(What you are asked to do) Locate all lines with the word "LAEs" and copy them out.

[Figure collection entries]
---------------
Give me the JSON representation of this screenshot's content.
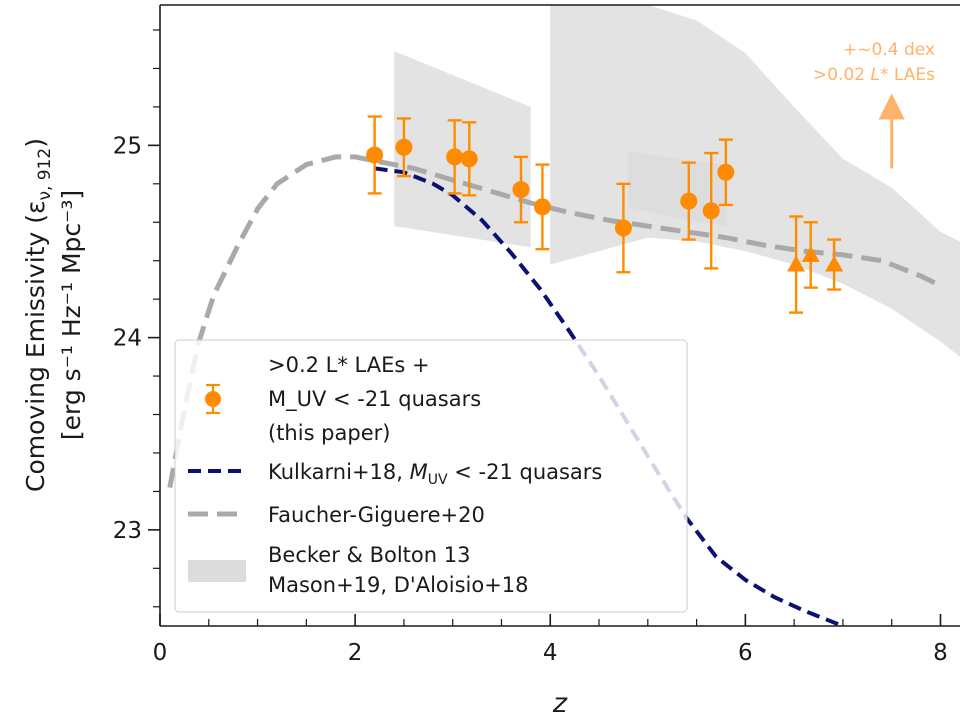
{
  "chart_data": {
    "type": "scatter",
    "xlabel": "z",
    "ylabel_line1": "Comoving Emissivity (ε",
    "ylabel_line1_sub": "ν, 912",
    "ylabel_line1_end": ")",
    "ylabel_line2": "[erg s⁻¹ Hz⁻¹ Mpc⁻³]",
    "xlim": [
      0,
      8.2
    ],
    "ylim": [
      22.5,
      25.73
    ],
    "x_ticks": [
      0,
      2,
      4,
      6,
      8
    ],
    "x_tick_labels": [
      "0",
      "2",
      "4",
      "6",
      "8"
    ],
    "y_ticks": [
      23,
      24,
      25
    ],
    "y_tick_labels": [
      "23",
      "24",
      "25"
    ],
    "grid": false,
    "legend_position": "lower-left",
    "colors": {
      "points": "#ff8c00",
      "kulkarni": "#0a1172",
      "faucher": "#a9a9a9",
      "shaded": "#dcdcdc",
      "annotation": "#ffb26b"
    },
    "series": [
      {
        "name_line1": ">0.2 L* LAEs +",
        "name_line2": "M_UV < -21  quasars",
        "name_line3": "(this paper)",
        "kind": "errorbar",
        "points": [
          {
            "x": 2.2,
            "y": 24.95,
            "yerr": 0.2,
            "marker": "circle"
          },
          {
            "x": 2.5,
            "y": 24.99,
            "yerr": 0.15,
            "marker": "circle"
          },
          {
            "x": 3.02,
            "y": 24.94,
            "yerr": 0.19,
            "marker": "circle"
          },
          {
            "x": 3.17,
            "y": 24.93,
            "yerr": 0.19,
            "marker": "circle"
          },
          {
            "x": 3.7,
            "y": 24.77,
            "yerr": 0.17,
            "marker": "circle"
          },
          {
            "x": 3.92,
            "y": 24.68,
            "yerr": 0.22,
            "marker": "circle"
          },
          {
            "x": 4.75,
            "y": 24.57,
            "yerr": 0.23,
            "marker": "circle"
          },
          {
            "x": 5.42,
            "y": 24.71,
            "yerr": 0.2,
            "marker": "circle"
          },
          {
            "x": 5.65,
            "y": 24.66,
            "yerr": 0.3,
            "marker": "circle"
          },
          {
            "x": 5.8,
            "y": 24.86,
            "yerr": 0.17,
            "marker": "circle"
          },
          {
            "x": 6.52,
            "y": 24.38,
            "yerr": 0.25,
            "marker": "triangle"
          },
          {
            "x": 6.67,
            "y": 24.43,
            "yerr": 0.17,
            "marker": "triangle"
          },
          {
            "x": 6.91,
            "y": 24.38,
            "yerr": 0.13,
            "marker": "triangle"
          }
        ]
      },
      {
        "name": "Kulkarni+18, M_UV < -21 quasars",
        "legend_prefix": "Kulkarni+18, ",
        "legend_suffix": " < -21 quasars",
        "kind": "line",
        "style": "dashed",
        "x": [
          2.2,
          2.5,
          2.8,
          3.0,
          3.3,
          3.6,
          3.9,
          4.2,
          4.5,
          4.8,
          5.1,
          5.4,
          5.7,
          6.0,
          6.3,
          6.6,
          6.9,
          7.0
        ],
        "y": [
          24.88,
          24.86,
          24.8,
          24.74,
          24.61,
          24.44,
          24.25,
          24.03,
          23.8,
          23.55,
          23.3,
          23.06,
          22.86,
          22.74,
          22.65,
          22.58,
          22.52,
          22.5
        ]
      },
      {
        "name": "Faucher-Giguere+20",
        "kind": "line",
        "style": "dashed",
        "x": [
          0.1,
          0.25,
          0.4,
          0.55,
          0.8,
          1.0,
          1.2,
          1.5,
          1.8,
          2.0,
          2.3,
          2.6,
          3.0,
          3.4,
          3.8,
          4.2,
          4.6,
          5.0,
          5.4,
          5.8,
          6.2,
          6.6,
          7.0,
          7.4,
          7.8,
          8.0
        ],
        "y": [
          23.22,
          23.63,
          23.98,
          24.22,
          24.48,
          24.67,
          24.8,
          24.9,
          24.94,
          24.94,
          24.91,
          24.88,
          24.82,
          24.76,
          24.7,
          24.65,
          24.61,
          24.58,
          24.55,
          24.52,
          24.48,
          24.45,
          24.43,
          24.4,
          24.32,
          24.27
        ]
      },
      {
        "name_line1": "Becker & Bolton 13",
        "name_line2": "Mason+19, D'Aloisio+18",
        "kind": "band",
        "bands": [
          {
            "x": [
              2.4,
              3.8
            ],
            "upper": [
              25.49,
              25.2
            ],
            "lower": [
              24.58,
              24.47
            ]
          },
          {
            "x": [
              4.0,
              4.5,
              5.0,
              5.5,
              6.0,
              6.5,
              7.0,
              7.5,
              8.0,
              8.2
            ],
            "upper": [
              25.73,
              25.73,
              25.73,
              25.65,
              25.48,
              25.2,
              24.93,
              24.78,
              24.55,
              24.5
            ],
            "lower": [
              24.38,
              24.45,
              24.52,
              24.5,
              24.45,
              24.38,
              24.28,
              24.15,
              23.98,
              23.9
            ]
          },
          {
            "x": [
              4.8,
              5.3,
              5.8
            ],
            "upper": [
              24.97,
              24.93,
              24.9
            ],
            "lower": [
              24.68,
              24.62,
              24.58
            ]
          }
        ]
      }
    ],
    "annotations": [
      {
        "line1": "+~0.4 dex",
        "line2_prefix": ">0.02 ",
        "line2_star": "L",
        "line2_suffix": "* LAEs",
        "arrow_x": 7.5,
        "arrow_from_y": 24.88,
        "arrow_to_y": 25.27
      }
    ]
  }
}
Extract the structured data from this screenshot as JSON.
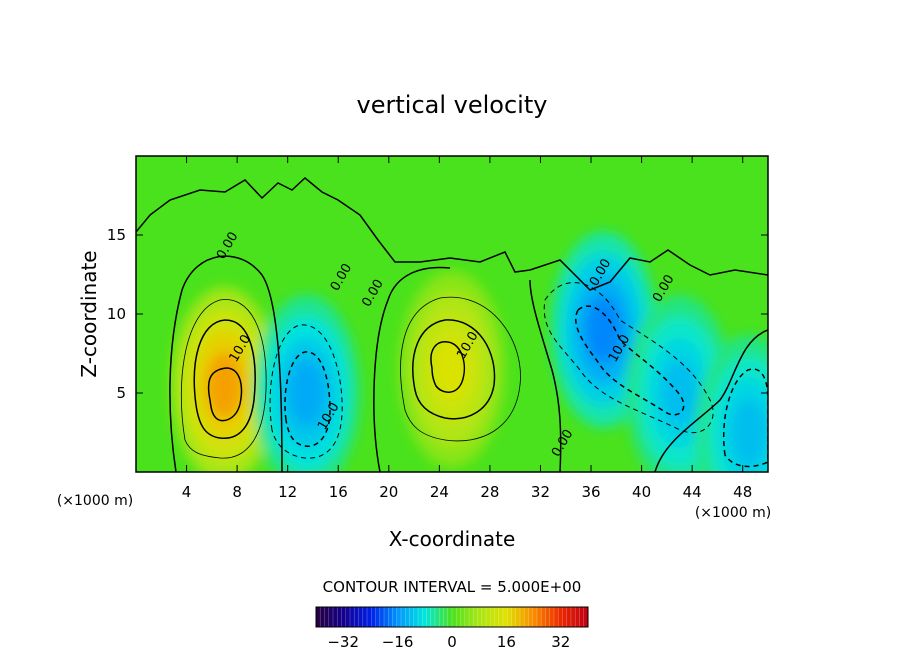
{
  "chart_data": {
    "type": "heatmap",
    "title": "vertical velocity",
    "xlabel": "X-coordinate",
    "ylabel": "Z-coordinate",
    "x_unit_left": "(×1000 m)",
    "x_unit_right": "(×1000 m)",
    "xlim": [
      0,
      50
    ],
    "ylim": [
      0,
      20
    ],
    "x_ticks": [
      4,
      8,
      12,
      16,
      20,
      24,
      28,
      32,
      36,
      40,
      44,
      48
    ],
    "y_ticks": [
      5,
      10,
      15
    ],
    "contour_interval_text": "CONTOUR INTERVAL = 5.000E+00",
    "contour_interval": 5.0,
    "contour_labels": [
      {
        "text": "0.00",
        "x": 7.5,
        "y": 14.2
      },
      {
        "text": "0.00",
        "x": 16.5,
        "y": 12.2
      },
      {
        "text": "0.00",
        "x": 19.0,
        "y": 11.2
      },
      {
        "text": "0.00",
        "x": 34.0,
        "y": 1.7
      },
      {
        "text": "0.00",
        "x": 37.0,
        "y": 12.5
      },
      {
        "text": "0.00",
        "x": 42.0,
        "y": 11.5
      },
      {
        "text": "10.0",
        "x": 8.5,
        "y": 7.7
      },
      {
        "text": "10.0",
        "x": 26.5,
        "y": 7.9
      },
      {
        "text": "10.0",
        "x": 15.5,
        "y": 3.4
      },
      {
        "text": "10.0",
        "x": 38.5,
        "y": 7.7
      }
    ],
    "features": [
      {
        "kind": "updraft",
        "x": 7.0,
        "y": 5.5,
        "peak": 22
      },
      {
        "kind": "downdraft",
        "x": 13.5,
        "y": 5.0,
        "peak": -14
      },
      {
        "kind": "updraft",
        "x": 25.0,
        "y": 6.5,
        "peak": 15
      },
      {
        "kind": "downdraft",
        "x": 37.0,
        "y": 9.0,
        "peak": -17
      },
      {
        "kind": "downdraft",
        "x": 43.0,
        "y": 5.0,
        "peak": -12
      },
      {
        "kind": "downdraft",
        "x": 48.5,
        "y": 2.5,
        "peak": -12
      }
    ],
    "colorbar": {
      "min": -40,
      "max": 40,
      "ticks": [
        -32,
        -16,
        0,
        16,
        32
      ],
      "tick_labels": [
        "−32",
        "−16",
        "0",
        "16",
        "32"
      ]
    },
    "grid": false,
    "legend": "colorbar-bottom"
  }
}
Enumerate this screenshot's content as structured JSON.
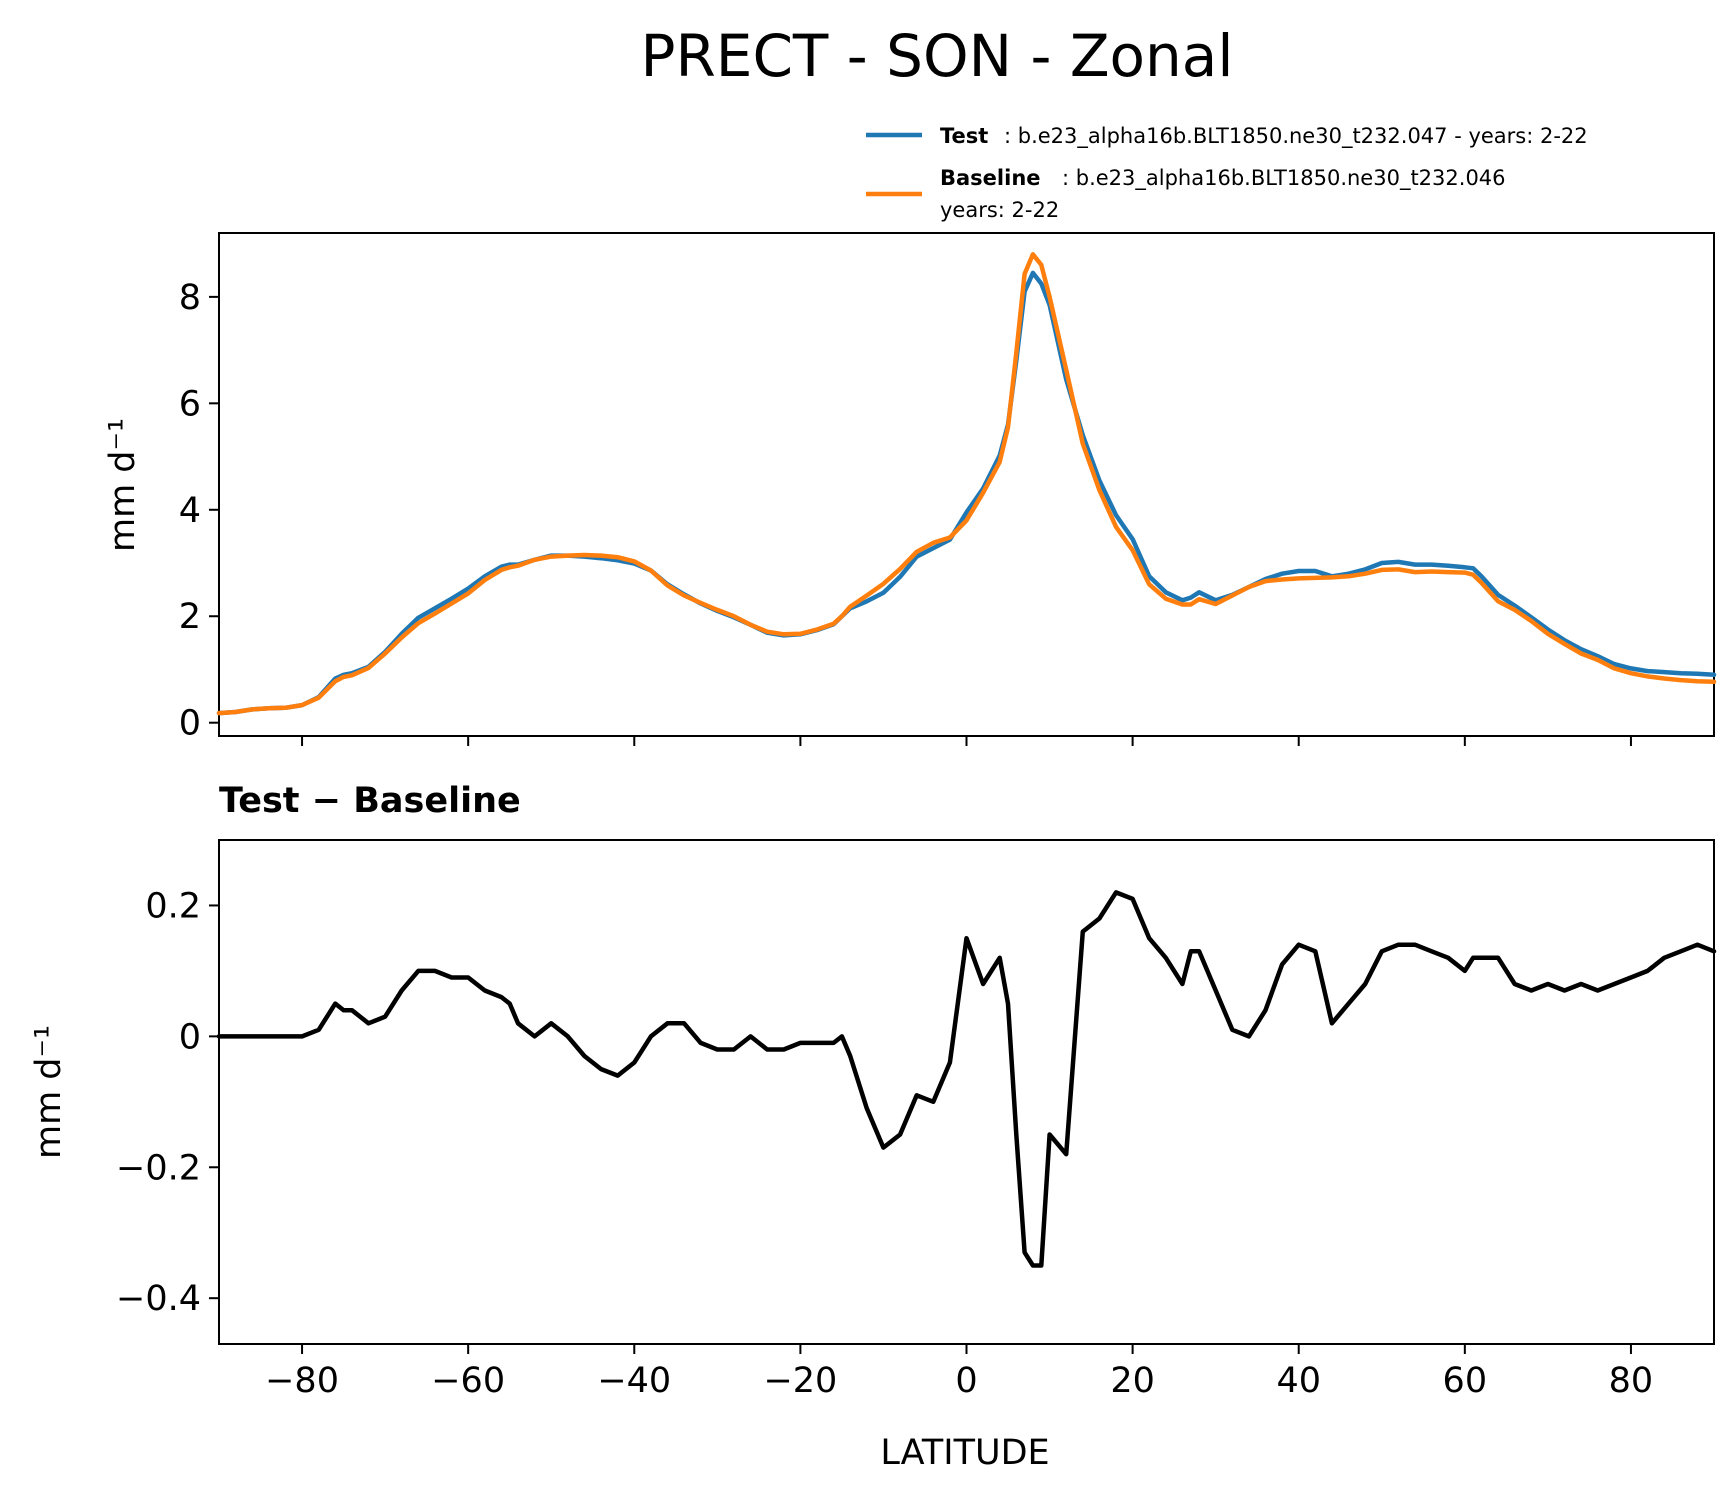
{
  "title": "PRECT - SON - Zonal",
  "legend": {
    "test": {
      "name": "Test",
      "desc": ": b.e23_alpha16b.BLT1850.ne30_t232.047 - years: 2-22"
    },
    "baseline": {
      "name": "Baseline",
      "desc": ": b.e23_alpha16b.BLT1850.ne30_t232.046",
      "desc2": "years: 2-22"
    }
  },
  "colors": {
    "test": "#1f77b4",
    "baseline": "#ff7f0e",
    "diff": "#000000"
  },
  "chart_data": [
    {
      "type": "line",
      "title": "",
      "xlabel": "",
      "ylabel": "mm d⁻¹",
      "xlim": [
        -90,
        90
      ],
      "ylim": [
        -0.25,
        9.2
      ],
      "yticks": [
        0,
        2,
        4,
        6,
        8
      ],
      "series": [
        {
          "name": "Test",
          "color": "#1f77b4",
          "x": [
            -90,
            -88,
            -86,
            -84,
            -82,
            -80,
            -78,
            -76,
            -75,
            -74,
            -72,
            -70,
            -68,
            -66,
            -64,
            -62,
            -60,
            -58,
            -56,
            -55,
            -54,
            -52,
            -50,
            -48,
            -46,
            -44,
            -42,
            -40,
            -38,
            -36,
            -34,
            -32,
            -30,
            -28,
            -26,
            -24,
            -22,
            -20,
            -18,
            -16,
            -15,
            -14,
            -12,
            -10,
            -8,
            -6,
            -4,
            -2,
            0,
            2,
            4,
            5,
            6,
            7,
            8,
            9,
            10,
            12,
            14,
            16,
            18,
            20,
            22,
            24,
            26,
            27,
            28,
            30,
            32,
            34,
            36,
            38,
            40,
            42,
            44,
            46,
            48,
            50,
            52,
            54,
            56,
            58,
            60,
            61,
            62,
            64,
            66,
            68,
            70,
            72,
            74,
            76,
            78,
            80,
            82,
            84,
            86,
            88,
            90
          ],
          "y": [
            0.18,
            0.2,
            0.25,
            0.27,
            0.28,
            0.33,
            0.48,
            0.83,
            0.9,
            0.93,
            1.05,
            1.33,
            1.67,
            1.97,
            2.15,
            2.33,
            2.52,
            2.75,
            2.93,
            2.97,
            2.97,
            3.06,
            3.14,
            3.14,
            3.12,
            3.09,
            3.05,
            2.99,
            2.86,
            2.6,
            2.41,
            2.24,
            2.1,
            1.98,
            1.84,
            1.69,
            1.64,
            1.66,
            1.74,
            1.85,
            2.0,
            2.15,
            2.28,
            2.44,
            2.74,
            3.12,
            3.28,
            3.44,
            3.95,
            4.4,
            5.02,
            5.6,
            6.8,
            8.1,
            8.45,
            8.25,
            7.85,
            6.45,
            5.4,
            4.55,
            3.9,
            3.45,
            2.75,
            2.45,
            2.3,
            2.35,
            2.45,
            2.3,
            2.4,
            2.55,
            2.7,
            2.8,
            2.85,
            2.85,
            2.75,
            2.8,
            2.88,
            3.0,
            3.02,
            2.97,
            2.97,
            2.95,
            2.92,
            2.9,
            2.75,
            2.4,
            2.2,
            1.98,
            1.75,
            1.55,
            1.38,
            1.25,
            1.1,
            1.02,
            0.97,
            0.95,
            0.93,
            0.92,
            0.9
          ]
        },
        {
          "name": "Baseline",
          "color": "#ff7f0e",
          "x": [
            -90,
            -88,
            -86,
            -84,
            -82,
            -80,
            -78,
            -76,
            -75,
            -74,
            -72,
            -70,
            -68,
            -66,
            -64,
            -62,
            -60,
            -58,
            -56,
            -55,
            -54,
            -52,
            -50,
            -48,
            -46,
            -44,
            -42,
            -40,
            -38,
            -36,
            -34,
            -32,
            -30,
            -28,
            -26,
            -24,
            -22,
            -20,
            -18,
            -16,
            -15,
            -14,
            -12,
            -10,
            -8,
            -6,
            -4,
            -2,
            0,
            2,
            4,
            5,
            6,
            7,
            8,
            9,
            10,
            12,
            14,
            16,
            18,
            20,
            22,
            24,
            26,
            27,
            28,
            30,
            32,
            34,
            36,
            38,
            40,
            42,
            44,
            46,
            48,
            50,
            52,
            54,
            56,
            58,
            60,
            61,
            62,
            64,
            66,
            68,
            70,
            72,
            74,
            76,
            78,
            80,
            82,
            84,
            86,
            88,
            90
          ],
          "y": [
            0.18,
            0.2,
            0.25,
            0.27,
            0.28,
            0.33,
            0.47,
            0.78,
            0.86,
            0.89,
            1.03,
            1.3,
            1.6,
            1.87,
            2.05,
            2.24,
            2.43,
            2.68,
            2.87,
            2.92,
            2.95,
            3.06,
            3.12,
            3.14,
            3.15,
            3.14,
            3.11,
            3.03,
            2.86,
            2.58,
            2.39,
            2.25,
            2.12,
            2.0,
            1.84,
            1.71,
            1.66,
            1.67,
            1.75,
            1.86,
            2.0,
            2.18,
            2.39,
            2.61,
            2.89,
            3.21,
            3.38,
            3.48,
            3.8,
            4.32,
            4.9,
            5.55,
            6.95,
            8.43,
            8.8,
            8.6,
            8.0,
            6.63,
            5.24,
            4.37,
            3.68,
            3.24,
            2.6,
            2.33,
            2.22,
            2.22,
            2.32,
            2.23,
            2.39,
            2.55,
            2.66,
            2.69,
            2.71,
            2.72,
            2.73,
            2.75,
            2.8,
            2.87,
            2.88,
            2.83,
            2.84,
            2.83,
            2.82,
            2.78,
            2.63,
            2.28,
            2.12,
            1.91,
            1.67,
            1.48,
            1.3,
            1.18,
            1.02,
            0.93,
            0.87,
            0.83,
            0.8,
            0.78,
            0.77
          ]
        }
      ]
    },
    {
      "type": "line",
      "title": "Test − Baseline",
      "xlabel": "LATITUDE",
      "ylabel": "mm d⁻¹",
      "xlim": [
        -90,
        90
      ],
      "ylim": [
        -0.47,
        0.3
      ],
      "yticks": [
        -0.4,
        -0.2,
        0.0,
        0.2
      ],
      "xticks": [
        -80,
        -60,
        -40,
        -20,
        0,
        20,
        40,
        60,
        80
      ],
      "series": [
        {
          "name": "Test − Baseline",
          "color": "#000000",
          "x": [
            -90,
            -88,
            -86,
            -84,
            -82,
            -80,
            -78,
            -76,
            -75,
            -74,
            -72,
            -70,
            -68,
            -66,
            -64,
            -62,
            -60,
            -58,
            -56,
            -55,
            -54,
            -52,
            -50,
            -48,
            -46,
            -44,
            -42,
            -40,
            -38,
            -36,
            -34,
            -32,
            -30,
            -28,
            -26,
            -24,
            -22,
            -20,
            -18,
            -16,
            -15,
            -14,
            -12,
            -10,
            -8,
            -6,
            -4,
            -2,
            0,
            2,
            4,
            5,
            6,
            7,
            8,
            9,
            10,
            12,
            14,
            16,
            18,
            20,
            22,
            24,
            26,
            27,
            28,
            30,
            32,
            34,
            36,
            38,
            40,
            42,
            44,
            46,
            48,
            50,
            52,
            54,
            56,
            58,
            60,
            61,
            62,
            64,
            66,
            68,
            70,
            72,
            74,
            76,
            78,
            80,
            82,
            84,
            86,
            88,
            90
          ],
          "y": [
            0.0,
            0.0,
            0.0,
            0.0,
            0.0,
            0.0,
            0.01,
            0.05,
            0.04,
            0.04,
            0.02,
            0.03,
            0.07,
            0.1,
            0.1,
            0.09,
            0.09,
            0.07,
            0.06,
            0.05,
            0.02,
            0.0,
            0.02,
            0.0,
            -0.03,
            -0.05,
            -0.06,
            -0.04,
            0.0,
            0.02,
            0.02,
            -0.01,
            -0.02,
            -0.02,
            0.0,
            -0.02,
            -0.02,
            -0.01,
            -0.01,
            -0.01,
            0.0,
            -0.03,
            -0.11,
            -0.17,
            -0.15,
            -0.09,
            -0.1,
            -0.04,
            0.15,
            0.08,
            0.12,
            0.05,
            -0.15,
            -0.33,
            -0.35,
            -0.35,
            -0.15,
            -0.18,
            0.16,
            0.18,
            0.22,
            0.21,
            0.15,
            0.12,
            0.08,
            0.13,
            0.13,
            0.07,
            0.01,
            0.0,
            0.04,
            0.11,
            0.14,
            0.13,
            0.02,
            0.05,
            0.08,
            0.13,
            0.14,
            0.14,
            0.13,
            0.12,
            0.1,
            0.12,
            0.12,
            0.12,
            0.08,
            0.07,
            0.08,
            0.07,
            0.08,
            0.07,
            0.08,
            0.09,
            0.1,
            0.12,
            0.13,
            0.14,
            0.13
          ]
        }
      ]
    }
  ]
}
---------------
(Result for this task)
        "name_line1": ">0.2 L* LAEs +",
        "line2_suffix": "* LAEs",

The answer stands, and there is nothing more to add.